# Directions
Skip every image and restate the data word for word.

>> START Listed records

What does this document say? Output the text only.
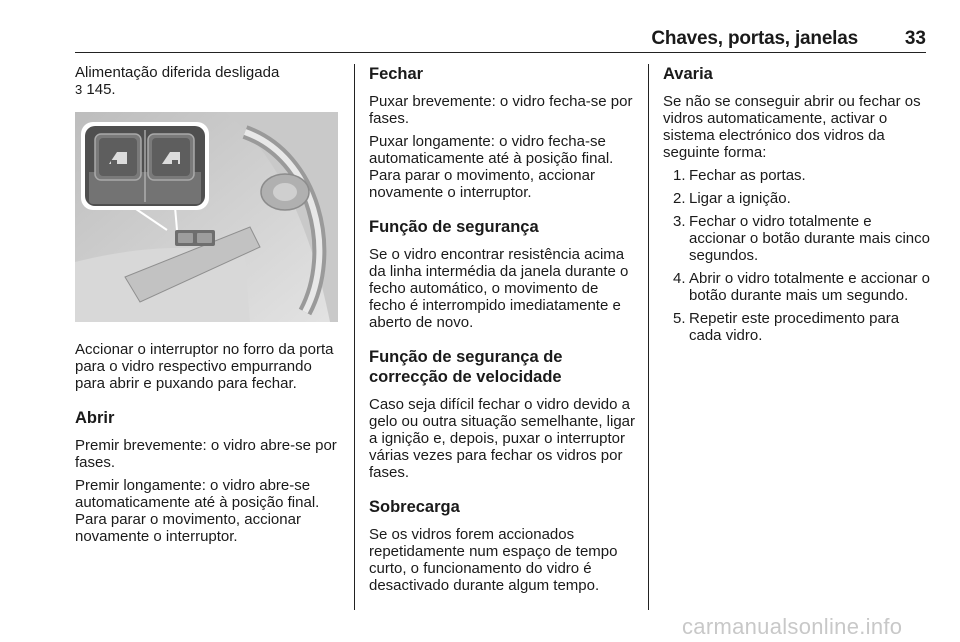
Chaves, portas, janelas 33

Alimentação diferida desligada
3 145.

Accionar o interruptor no forro da porta para o vidro respectivo empurrando para abrir e puxando para fechar.

Abrir

Premir brevemente: o vidro abre-se por fases.

Premir longamente: o vidro abre-se automaticamente até à posição final. Para parar o movimento, accionar novamente o interruptor.

Fechar

Puxar brevemente: o vidro fecha-se por fases.

Puxar longamente: o vidro fecha-se automaticamente até à posição final. Para parar o movimento, accionar novamente o interruptor.

Função de segurança

Se o vidro encontrar resistência acima da linha intermédia da janela durante o fecho automático, o movimento de fecho é interrompido imediatamente e aberto de novo.

Função de segurança de correcção de velocidade

Caso seja difícil fechar o vidro devido a gelo ou outra situação semelhante, ligar a ignição e, depois, puxar o interruptor várias vezes para fechar os vidros por fases.

Sobrecarga

Se os vidros forem accionados repetidamente num espaço de tempo curto, o funcionamento do vidro é desactivado durante algum tempo.

Avaria

Se não se conseguir abrir ou fechar os vidros automaticamente, activar o sistema electrónico dos vidros da seguinte forma:

1. Fechar as portas.
2. Ligar a ignição.
3. Fechar o vidro totalmente e accionar o botão durante mais cinco segundos.
4. Abrir o vidro totalmente e accionar o botão durante mais um segundo.
5. Repetir este procedimento para cada vidro.
carmanualsonline.info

>> END Listed records

# Answer for the task
What does this document say? Output the text only.
Chaves, portas, janelas 33

Alimentação diferida desligada
3 145.

Accionar o interruptor no forro da porta para o vidro respectivo empurrando para abrir e puxando para fechar.

Abrir

Premir brevemente: o vidro abre-se por fases.

Premir longamente: o vidro abre-se automaticamente até à posição final. Para parar o movimento, accionar novamente o interruptor.

Fechar

Puxar brevemente: o vidro fecha-se por fases.

Puxar longamente: o vidro fecha-se automaticamente até à posição final. Para parar o movimento, accionar novamente o interruptor.

Função de segurança

Se o vidro encontrar resistência acima da linha intermédia da janela durante o fecho automático, o movimento de fecho é interrompido imediatamente e aberto de novo.

Função de segurança de correcção de velocidade

Caso seja difícil fechar o vidro devido a gelo ou outra situação semelhante, ligar a ignição e, depois, puxar o interruptor várias vezes para fechar os vidros por fases.

Sobrecarga

Se os vidros forem accionados repetidamente num espaço de tempo curto, o funcionamento do vidro é desactivado durante algum tempo.

Avaria

Se não se conseguir abrir ou fechar os vidros automaticamente, activar o sistema electrónico dos vidros da seguinte forma:

1. Fechar as portas.
2. Ligar a ignição.
3. Fechar o vidro totalmente e accionar o botão durante mais cinco segundos.
4. Abrir o vidro totalmente e accionar o botão durante mais um segundo.
5. Repetir este procedimento para cada vidro.
carmanualsonline.info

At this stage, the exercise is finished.